Exercise -
Reproduce the records below exactly as they appear, omitting any pictures they contain.

Part of a data file:
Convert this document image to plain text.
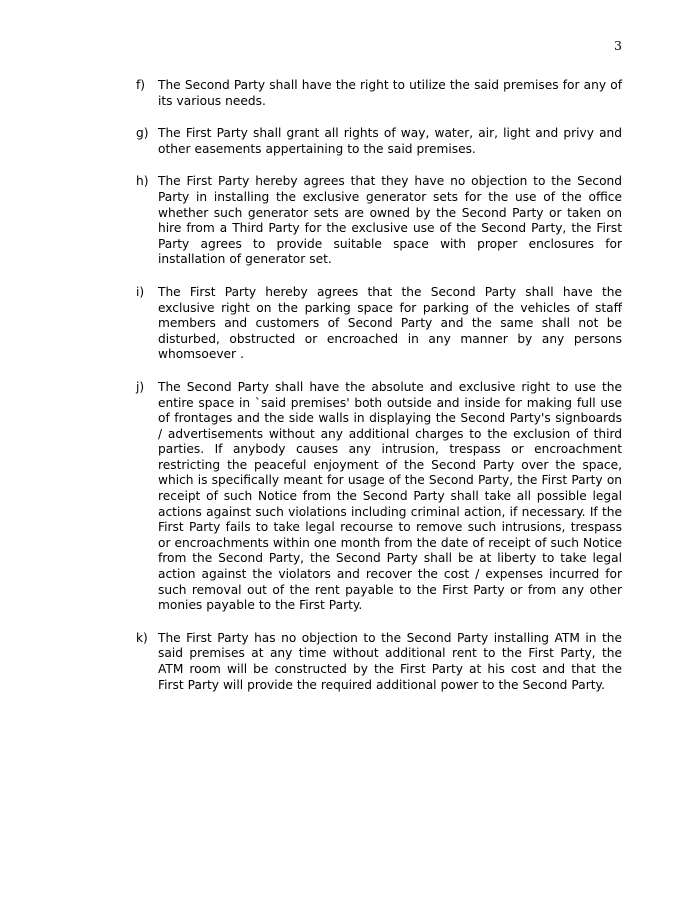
3
f)	The Second Party shall have the right to utilize the said premises for any of its various needs.
g) The First Party shall grant all rights of way, water, air, light and privy and other easements appertaining to the said premises.
h) The First Party hereby agrees that they have no objection to the Second Party in installing the exclusive generator sets for the use of the office whether such generator sets are owned by the Second Party or taken on hire from a Third Party for the exclusive use of the Second Party, the First Party agrees to provide suitable space with proper enclosures for installation of generator set.
i)	The First Party hereby agrees that the Second Party shall have the exclusive right on the parking space for parking of the vehicles of staff members and customers of Second Party and the same shall not be disturbed, obstructed or encroached in any manner by any persons whomsoever .
j)	The Second Party shall have the absolute and exclusive right to use the entire space in `said premises' both outside and inside for making full use of frontages and the side walls in displaying the Second Party's signboards / advertisements without any additional charges to the exclusion of third parties. If anybody causes any intrusion, trespass or encroachment restricting the peaceful enjoyment of the Second Party over the space, which is specifically meant for usage of the Second Party, the First Party on receipt of such Notice from the Second Party shall take all possible legal actions against such violations including criminal action, if necessary. If the First Party fails to take legal recourse to remove such intrusions, trespass or encroachments within one month from the date of receipt of such Notice from the Second Party, the Second Party shall be at liberty to take legal action against the violators and recover the cost / expenses incurred for such removal out of the rent payable to the First Party or from any other monies payable to the First Party.
k) The First Party has no objection to the Second Party installing ATM in the said premises at any time without additional rent to the First Party, the ATM room will be constructed by the First Party at his cost and that the First Party will provide the required additional power to the Second Party.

Result -
Convert this document image to plain text.
3
f)	The Second Party shall have the right to utilize the said premises for any of its various needs.
g) The First Party shall grant all rights of way, water, air, light and privy and other easements appertaining to the said premises.
h) The First Party hereby agrees that they have no objection to the Second Party in installing the exclusive generator sets for the use of the office whether such generator sets are owned by the Second Party or taken on hire from a Third Party for the exclusive use of the Second Party, the First Party agrees to provide suitable space with proper enclosures for installation of generator set.
i)	The First Party hereby agrees that the Second Party shall have the exclusive right on the parking space for parking of the vehicles of staff members and customers of Second Party and the same shall not be disturbed, obstructed or encroached in any manner by any persons whomsoever .
j)	The Second Party shall have the absolute and exclusive right to use the entire space in `said premises' both outside and inside for making full use of frontages and the side walls in displaying the Second Party's signboards / advertisements without any additional charges to the exclusion of third parties. If anybody causes any intrusion, trespass or encroachment restricting the peaceful enjoyment of the Second Party over the space, which is specifically meant for usage of the Second Party, the First Party on receipt of such Notice from the Second Party shall take all possible legal actions against such violations including criminal action, if necessary. If the First Party fails to take legal recourse to remove such intrusions, trespass or encroachments within one month from the date of receipt of such Notice from the Second Party, the Second Party shall be at liberty to take legal action against the violators and recover the cost / expenses incurred for such removal out of the rent payable to the First Party or from any other monies payable to the First Party.
k) The First Party has no objection to the Second Party installing ATM in the said premises at any time without additional rent to the First Party, the ATM room will be constructed by the First Party at his cost and that the First Party will provide the required additional power to the Second Party.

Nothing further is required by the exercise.